DIRECTIVE - Repeat every line exactly, keeping the pictures out of the copy.

* * * * *

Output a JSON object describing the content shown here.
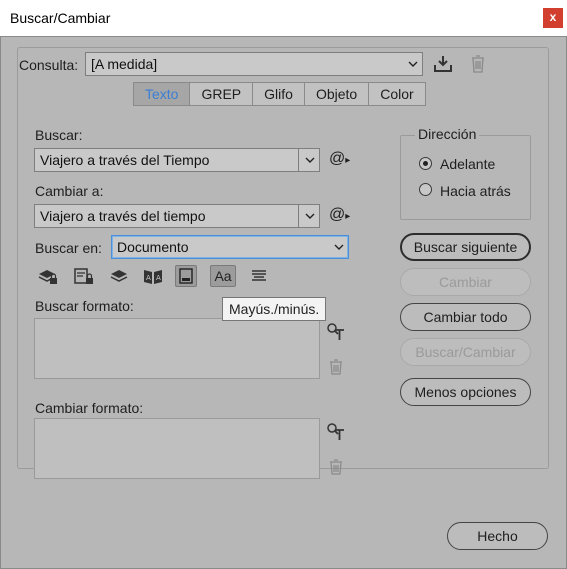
{
  "window": {
    "title": "Buscar/Cambiar",
    "close_label": "x"
  },
  "query": {
    "label": "Consulta:",
    "value": "[A medida]"
  },
  "tabs": [
    {
      "label": "Texto",
      "active": true
    },
    {
      "label": "GREP"
    },
    {
      "label": "Glifo"
    },
    {
      "label": "Objeto"
    },
    {
      "label": "Color"
    }
  ],
  "find": {
    "label": "Buscar:",
    "value": "Viajero a través del Tiempo",
    "special_char": "@"
  },
  "change": {
    "label": "Cambiar a:",
    "value": "Viajero a través del tiempo",
    "special_char": "@"
  },
  "search_in": {
    "label": "Buscar en:",
    "value": "Documento"
  },
  "find_format": {
    "label": "Buscar formato:"
  },
  "change_format": {
    "label": "Cambiar formato:"
  },
  "direction": {
    "title": "Dirección",
    "options": [
      {
        "label": "Adelante",
        "selected": true
      },
      {
        "label": "Hacia atrás",
        "selected": false
      }
    ]
  },
  "buttons": {
    "find_next": "Buscar siguiente",
    "change": "Cambiar",
    "change_all": "Cambiar todo",
    "find_change": "Buscar/Cambiar",
    "fewer_options": "Menos opciones",
    "done": "Hecho"
  },
  "options": {
    "case_sensitive_text": "Aa",
    "tooltip": "Mayús./minús."
  },
  "colors": {
    "accent": "#3b7ed4",
    "close": "#d23f2f",
    "background": "#b7b7b7"
  }
}
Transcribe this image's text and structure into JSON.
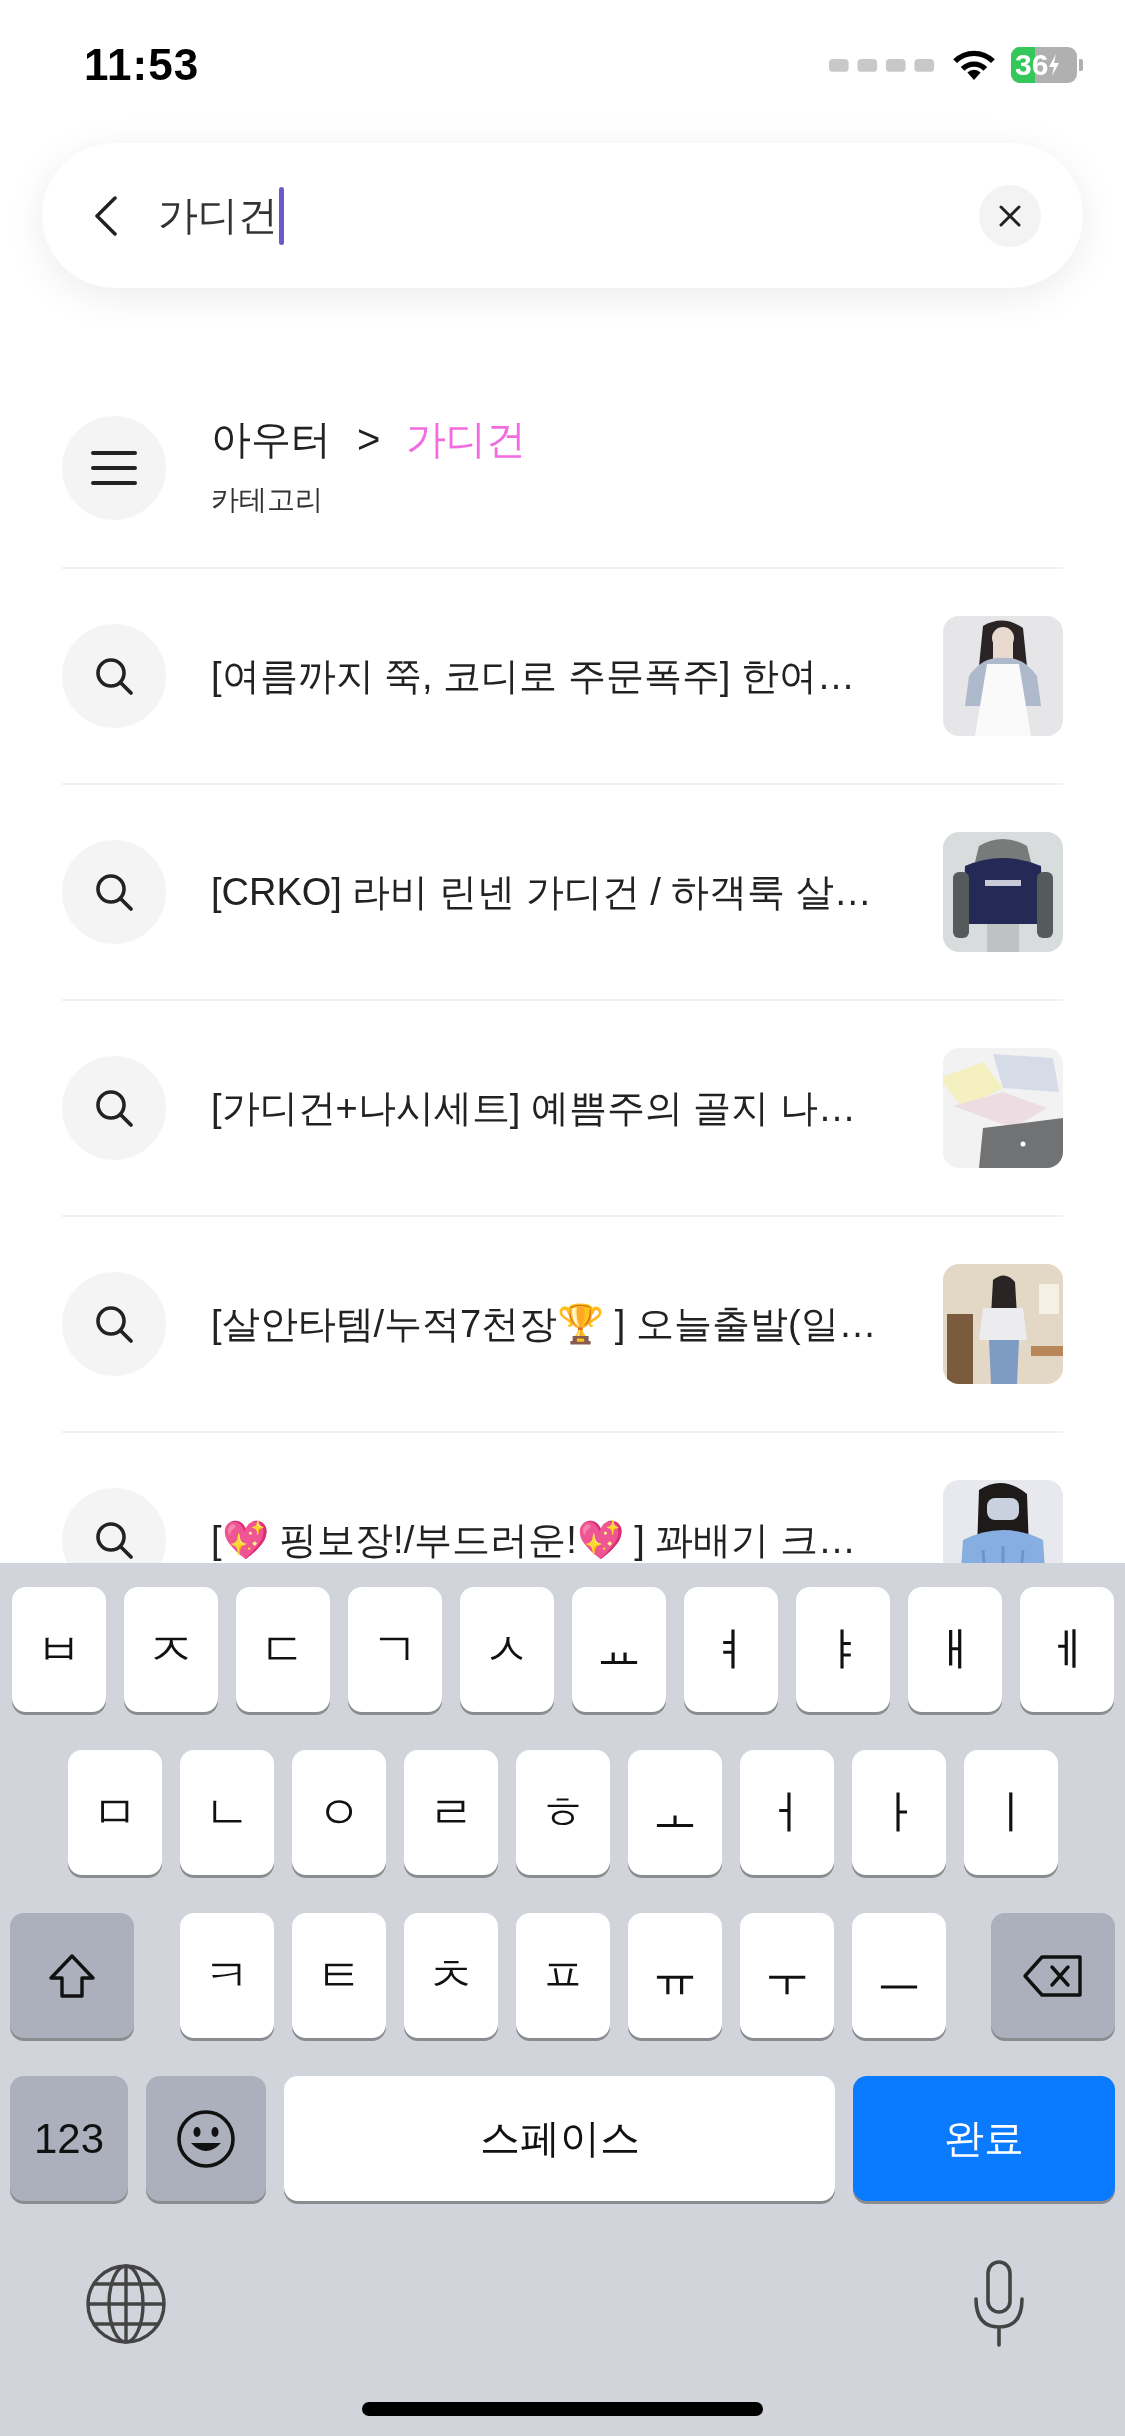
{
  "status_bar": {
    "time": "11:53",
    "battery": "36"
  },
  "search": {
    "value": "가디건"
  },
  "category": {
    "parent": "아우터",
    "separator": ">",
    "current": "가디건",
    "label": "카테고리"
  },
  "suggestions": [
    {
      "text": "[여름까지 쭉, 코디로 주문폭주] 한여…"
    },
    {
      "text": "[CRKO] 라비 린넨 가디건 / 하객룩 살…"
    },
    {
      "text": "[가디건+나시세트] 예쁨주의 골지 나…"
    },
    {
      "text": "[살안타템/누적7천장🏆 ] 오늘출발(일…"
    },
    {
      "text": "[💖 핑보장!/부드러운!💖 ] 꽈배기 크…"
    }
  ],
  "keyboard": {
    "rows": [
      [
        {
          "kind": "char",
          "label": "ㅂ"
        },
        {
          "kind": "char",
          "label": "ㅈ"
        },
        {
          "kind": "char",
          "label": "ㄷ"
        },
        {
          "kind": "char",
          "label": "ㄱ"
        },
        {
          "kind": "char",
          "label": "ㅅ"
        },
        {
          "kind": "char",
          "label": "ㅛ"
        },
        {
          "kind": "char",
          "label": "ㅕ"
        },
        {
          "kind": "char",
          "label": "ㅑ"
        },
        {
          "kind": "char",
          "label": "ㅐ"
        },
        {
          "kind": "char",
          "label": "ㅔ"
        }
      ],
      [
        {
          "kind": "char",
          "label": "ㅁ"
        },
        {
          "kind": "char",
          "label": "ㄴ"
        },
        {
          "kind": "char",
          "label": "ㅇ"
        },
        {
          "kind": "char",
          "label": "ㄹ"
        },
        {
          "kind": "char",
          "label": "ㅎ"
        },
        {
          "kind": "char",
          "label": "ㅗ"
        },
        {
          "kind": "char",
          "label": "ㅓ"
        },
        {
          "kind": "char",
          "label": "ㅏ"
        },
        {
          "kind": "char",
          "label": "ㅣ"
        }
      ],
      [
        {
          "kind": "shift"
        },
        {
          "kind": "char",
          "label": "ㅋ"
        },
        {
          "kind": "char",
          "label": "ㅌ"
        },
        {
          "kind": "char",
          "label": "ㅊ"
        },
        {
          "kind": "char",
          "label": "ㅍ"
        },
        {
          "kind": "char",
          "label": "ㅠ"
        },
        {
          "kind": "char",
          "label": "ㅜ"
        },
        {
          "kind": "char",
          "label": "ㅡ"
        },
        {
          "kind": "backspace"
        }
      ]
    ],
    "bottom_keys": {
      "numbers": "123",
      "space": "스페이스",
      "done": "완료"
    }
  }
}
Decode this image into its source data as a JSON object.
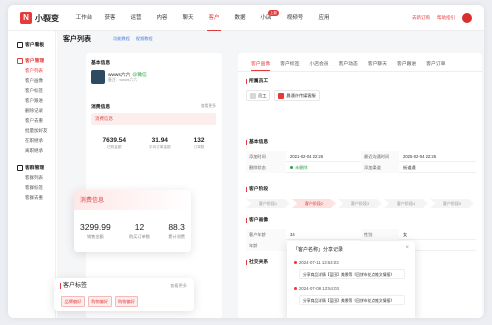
{
  "brand": {
    "logo_glyph": "N",
    "name": "小裂变"
  },
  "nav": {
    "items": [
      "工作台",
      "获客",
      "运营",
      "内容",
      "聊天",
      "客户",
      "数据",
      "小店",
      "视频号",
      "应用"
    ],
    "badge": "上新"
  },
  "topright": {
    "order": "去新订购",
    "help": "帮助指引"
  },
  "sidebar": {
    "groups": [
      {
        "title": "客户看板",
        "items": []
      },
      {
        "title": "客户管理",
        "items": [
          "客户列表",
          "客户画像",
          "客户标签",
          "客户跟进",
          "删除记录",
          "客户去重",
          "批量加好友",
          "在职继承",
          "离职继承"
        ]
      },
      {
        "title": "客群管理",
        "items": [
          "客群列表",
          "客群标签",
          "客群去重"
        ]
      }
    ],
    "active": "客户列表"
  },
  "page": {
    "title": "客户列表",
    "links": [
      "功能教程",
      "视频教程"
    ]
  },
  "left": {
    "basic_title": "基本信息",
    "name": "wwws六六",
    "tag": "@微信",
    "sub": "备注：wwws六六",
    "consume_title": "消费信息",
    "more": "查看更多",
    "consume_sub": "消费信息",
    "stats": [
      {
        "value": "7639.54",
        "label": "已购金额"
      },
      {
        "value": "31.94",
        "label": "平均订单金额"
      },
      {
        "value": "132",
        "label": "订单数"
      }
    ],
    "tag_title": "客户标签"
  },
  "float_consume": {
    "title": "消费信息",
    "stats": [
      {
        "value": "3299.99",
        "label": "销售金额"
      },
      {
        "value": "12",
        "label": "购买订单数"
      },
      {
        "value": "88.3",
        "label": "累计消费"
      }
    ]
  },
  "float_tags": {
    "title": "客户标签",
    "more": "查看更多",
    "chips": [
      "品牌偏好",
      "购物偏好",
      "购物偏好"
    ]
  },
  "right": {
    "tabs": [
      "客户画像",
      "客户标签",
      "小店会员",
      "客户动态",
      "客户聊天",
      "客户跟进",
      "客户订单"
    ],
    "staff_title": "所属员工",
    "staff": [
      {
        "name": "员工"
      },
      {
        "name": "晨通许传媒客服"
      }
    ],
    "basic_title": "基本信息",
    "basic_rows": [
      [
        "添加时间",
        "2021-02-04 22:26",
        "最近沟通时间",
        "2025-02-04 22:26"
      ],
      [
        "删除状态",
        "未删除",
        "添加渠道",
        "街道通"
      ]
    ],
    "stage_title": "客户阶段",
    "stages": [
      "客户阶段1",
      "客户阶段2",
      "客户阶段3",
      "客户阶段4",
      "客户阶段5"
    ],
    "active_stage": 1,
    "portrait_title": "客户画像",
    "portrait_rows": [
      [
        "客户年龄",
        "34",
        "性别",
        "女"
      ],
      [
        "年龄",
        "--",
        "",
        ""
      ]
    ],
    "social_title": "社交关系"
  },
  "popup": {
    "title": "「客户名称」分享记录",
    "events": [
      {
        "time": "2024-07-11 13:54:03",
        "text": "分享商品详情【蓝田】美景等《回饼市花点推文情报》"
      },
      {
        "time": "2024-07-08 13:54:03",
        "text": "分享商品详情【蓝田】美景等《回饼市花点推文情报》"
      }
    ]
  },
  "colors": {
    "accent": "#e33b3b",
    "link": "#4a7bd6",
    "success": "#2aa344"
  }
}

* * * * *

ANSWER TO THE TASK -
Output a JSON object describing the content shown here.
{
  "window": {
    "title": "Buscar/Cambiar",
    "close_label": "x"
  },
  "query": {
    "label": "Consulta:",
    "value": "[A medida]"
  },
  "tabs": [
    {
      "label": "Texto",
      "active": true
    },
    {
      "label": "GREP"
    },
    {
      "label": "Glifo"
    },
    {
      "label": "Objeto"
    },
    {
      "label": "Color"
    }
  ],
  "find": {
    "label": "Buscar:",
    "value": "Viajero a través del Tiempo",
    "special_char": "@"
  },
  "change": {
    "label": "Cambiar a:",
    "value": "Viajero a través del tiempo",
    "special_char": "@"
  },
  "search_in": {
    "label": "Buscar en:",
    "value": "Documento"
  },
  "find_format": {
    "label": "Buscar formato:"
  },
  "change_format": {
    "label": "Cambiar formato:"
  },
  "direction": {
    "title": "Dirección",
    "options": [
      {
        "label": "Adelante",
        "selected": true
      },
      {
        "label": "Hacia atrás",
        "selected": false
      }
    ]
  },
  "buttons": {
    "find_next": "Buscar siguiente",
    "change": "Cambiar",
    "change_all": "Cambiar todo",
    "find_change": "Buscar/Cambiar",
    "fewer_options": "Menos opciones",
    "done": "Hecho"
  },
  "options": {
    "case_sensitive_text": "Aa",
    "tooltip": "Mayús./minús."
  },
  "colors": {
    "accent": "#3b7ed4",
    "close": "#d23f2f",
    "background": "#b7b7b7"
  }
}
Transcribe this image's text and structure into JSON.
{
  "status_bar": {
    "time": "11:53",
    "battery": "36"
  },
  "search": {
    "value": "가디건"
  },
  "category": {
    "parent": "아우터",
    "separator": ">",
    "current": "가디건",
    "label": "카테고리"
  },
  "suggestions": [
    {
      "text": "[여름까지 쭉, 코디로 주문폭주] 한여…"
    },
    {
      "text": "[CRKO] 라비 린넨 가디건 / 하객룩 살…"
    },
    {
      "text": "[가디건+나시세트] 예쁨주의 골지 나…"
    },
    {
      "text": "[살안타템/누적7천장🏆 ] 오늘출발(일…"
    },
    {
      "text": "[💖 핑보장!/부드러운!💖 ] 꽈배기 크…"
    }
  ],
  "keyboard": {
    "rows": [
      [
        {
          "kind": "char",
          "label": "ㅂ"
        },
        {
          "kind": "char",
          "label": "ㅈ"
        },
        {
          "kind": "char",
          "label": "ㄷ"
        },
        {
          "kind": "char",
          "label": "ㄱ"
        },
        {
          "kind": "char",
          "label": "ㅅ"
        },
        {
          "kind": "char",
          "label": "ㅛ"
        },
        {
          "kind": "char",
          "label": "ㅕ"
        },
        {
          "kind": "char",
          "label": "ㅑ"
        },
        {
          "kind": "char",
          "label": "ㅐ"
        },
        {
          "kind": "char",
          "label": "ㅔ"
        }
      ],
      [
        {
          "kind": "char",
          "label": "ㅁ"
        },
        {
          "kind": "char",
          "label": "ㄴ"
        },
        {
          "kind": "char",
          "label": "ㅇ"
        },
        {
          "kind": "char",
          "label": "ㄹ"
        },
        {
          "kind": "char",
          "label": "ㅎ"
        },
        {
          "kind": "char",
          "label": "ㅗ"
        },
        {
          "kind": "char",
          "label": "ㅓ"
        },
        {
          "kind": "char",
          "label": "ㅏ"
        },
        {
          "kind": "char",
          "label": "ㅣ"
        }
      ],
      [
        {
          "kind": "shift"
        },
        {
          "kind": "char",
          "label": "ㅋ"
        },
        {
          "kind": "char",
          "label": "ㅌ"
        },
        {
          "kind": "char",
          "label": "ㅊ"
        },
        {
          "kind": "char",
          "label": "ㅍ"
        },
        {
          "kind": "char",
          "label": "ㅠ"
        },
        {
          "kind": "char",
          "label": "ㅜ"
        },
        {
          "kind": "char",
          "label": "ㅡ"
        },
        {
          "kind": "backspace"
        }
      ]
    ],
    "bottom_keys": {
      "numbers": "123",
      "space": "스페이스",
      "done": "완료"
    }
  }
}
Decode this image into its source data as a JSON object.
{
  "brand": {
    "logo_glyph": "N",
    "name": "小裂变"
  },
  "nav": {
    "items": [
      "工作台",
      "获客",
      "运营",
      "内容",
      "聊天",
      "客户",
      "数据",
      "小店",
      "视频号",
      "应用"
    ],
    "badge": "上新"
  },
  "topright": {
    "order": "去新订购",
    "help": "帮助指引"
  },
  "sidebar": {
    "groups": [
      {
        "title": "客户看板",
        "items": []
      },
      {
        "title": "客户管理",
        "items": [
          "客户列表",
          "客户画像",
          "客户标签",
          "客户跟进",
          "删除记录",
          "客户去重",
          "批量加好友",
          "在职继承",
          "离职继承"
        ]
      },
      {
        "title": "客群管理",
        "items": [
          "客群列表",
          "客群标签",
          "客群去重"
        ]
      }
    ],
    "active": "客户列表"
  },
  "page": {
    "title": "客户列表",
    "links": [
      "功能教程",
      "视频教程"
    ]
  },
  "left": {
    "basic_title": "基本信息",
    "name": "wwws六六",
    "tag": "@微信",
    "sub": "备注：wwws六六",
    "consume_title": "消费信息",
    "more": "查看更多",
    "consume_sub": "消费信息",
    "stats": [
      {
        "value": "7639.54",
        "label": "已购金额"
      },
      {
        "value": "31.94",
        "label": "平均订单金额"
      },
      {
        "value": "132",
        "label": "订单数"
      }
    ],
    "tag_title": "客户标签"
  },
  "float_consume": {
    "title": "消费信息",
    "stats": [
      {
        "value": "3299.99",
        "label": "销售金额"
      },
      {
        "value": "12",
        "label": "购买订单数"
      },
      {
        "value": "88.3",
        "label": "累计消费"
      }
    ]
  },
  "float_tags": {
    "title": "客户标签",
    "more": "查看更多",
    "chips": [
      "品牌偏好",
      "购物偏好",
      "购物偏好"
    ]
  },
  "right": {
    "tabs": [
      "客户画像",
      "客户标签",
      "小店会员",
      "客户动态",
      "客户聊天",
      "客户跟进",
      "客户订单"
    ],
    "staff_title": "所属员工",
    "staff": [
      {
        "name": "员工"
      },
      {
        "name": "晨通许传媒客服"
      }
    ],
    "basic_title": "基本信息",
    "basic_rows": [
      [
        "添加时间",
        "2021-02-04 22:26",
        "最近沟通时间",
        "2025-02-04 22:26"
      ],
      [
        "删除状态",
        "未删除",
        "添加渠道",
        "街道通"
      ]
    ],
    "stage_title": "客户阶段",
    "stages": [
      "客户阶段1",
      "客户阶段2",
      "客户阶段3",
      "客户阶段4",
      "客户阶段5"
    ],
    "active_stage": 1,
    "portrait_title": "客户画像",
    "portrait_rows": [
      [
        "客户年龄",
        "34",
        "性别",
        "女"
      ],
      [
        "年龄",
        "--",
        "",
        ""
      ]
    ],
    "social_title": "社交关系"
  },
  "popup": {
    "title": "「客户名称」分享记录",
    "events": [
      {
        "time": "2024-07-11 13:54:03",
        "text": "分享商品详情【蓝田】美景等《回饼市花点推文情报》"
      },
      {
        "time": "2024-07-08 13:54:03",
        "text": "分享商品详情【蓝田】美景等《回饼市花点推文情报》"
      }
    ]
  },
  "colors": {
    "accent": "#e33b3b",
    "link": "#4a7bd6",
    "success": "#2aa344"
  }
}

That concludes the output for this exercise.